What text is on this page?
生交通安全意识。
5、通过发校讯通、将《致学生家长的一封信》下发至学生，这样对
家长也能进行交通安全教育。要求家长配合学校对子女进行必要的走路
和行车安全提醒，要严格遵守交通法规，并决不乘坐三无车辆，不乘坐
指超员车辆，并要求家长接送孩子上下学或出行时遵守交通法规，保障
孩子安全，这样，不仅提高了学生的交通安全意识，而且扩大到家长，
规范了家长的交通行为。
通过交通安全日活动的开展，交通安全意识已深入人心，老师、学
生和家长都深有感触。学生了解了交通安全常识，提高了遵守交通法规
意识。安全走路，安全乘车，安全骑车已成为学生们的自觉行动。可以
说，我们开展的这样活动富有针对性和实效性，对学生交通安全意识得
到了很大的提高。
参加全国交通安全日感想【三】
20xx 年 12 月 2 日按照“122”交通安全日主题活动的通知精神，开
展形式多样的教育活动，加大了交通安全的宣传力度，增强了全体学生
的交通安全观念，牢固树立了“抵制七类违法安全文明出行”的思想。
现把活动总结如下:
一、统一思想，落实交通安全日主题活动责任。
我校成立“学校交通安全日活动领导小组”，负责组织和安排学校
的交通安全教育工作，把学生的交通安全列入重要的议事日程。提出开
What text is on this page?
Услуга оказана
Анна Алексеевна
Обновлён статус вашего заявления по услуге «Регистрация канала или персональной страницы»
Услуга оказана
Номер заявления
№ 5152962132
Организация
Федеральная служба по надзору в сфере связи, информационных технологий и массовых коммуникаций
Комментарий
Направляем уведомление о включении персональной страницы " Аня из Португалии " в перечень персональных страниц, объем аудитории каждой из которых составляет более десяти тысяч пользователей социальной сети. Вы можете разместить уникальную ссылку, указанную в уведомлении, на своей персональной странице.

§ SHORT TASK
Extract the full listing and reproduce each line exactly.

§ WRITTEN REPLY
What text is on this page?
生交通安全意识。
5、通过发校讯通、将《致学生家长的一封信》下发至学生，这样对
家长也能进行交通安全教育。要求家长配合学校对子女进行必要的走路
和行车安全提醒，要严格遵守交通法规，并决不乘坐三无车辆，不乘坐
指超员车辆，并要求家长接送孩子上下学或出行时遵守交通法规，保障
孩子安全，这样，不仅提高了学生的交通安全意识，而且扩大到家长，
规范了家长的交通行为。
通过交通安全日活动的开展，交通安全意识已深入人心，老师、学
生和家长都深有感触。学生了解了交通安全常识，提高了遵守交通法规
意识。安全走路，安全乘车，安全骑车已成为学生们的自觉行动。可以
说，我们开展的这样活动富有针对性和实效性，对学生交通安全意识得
到了很大的提高。
参加全国交通安全日感想【三】
20xx 年 12 月 2 日按照“122”交通安全日主题活动的通知精神，开
展形式多样的教育活动，加大了交通安全的宣传力度，增强了全体学生
的交通安全观念，牢固树立了“抵制七类违法安全文明出行”的思想。
现把活动总结如下:
一、统一思想，落实交通安全日主题活动责任。
我校成立“学校交通安全日活动领导小组”，负责组织和安排学校
的交通安全教育工作，把学生的交通安全列入重要的议事日程。提出开
What text is on this page?
Услуга оказана
Анна Алексеевна
Обновлён статус вашего заявления по услуге «Регистрация канала или персональной страницы»
Услуга оказана
Номер заявления
№ 5152962132
Организация
Федеральная служба по надзору в сфере связи, информационных технологий и массовых коммуникаций
Комментарий
Направляем уведомление о включении персональной страницы " Аня из Португалии " в перечень персональных страниц, объем аудитории каждой из которых составляет более десяти тысяч пользователей социальной сети. Вы можете разместить уникальную ссылку, указанную в уведомлении, на своей персональной странице.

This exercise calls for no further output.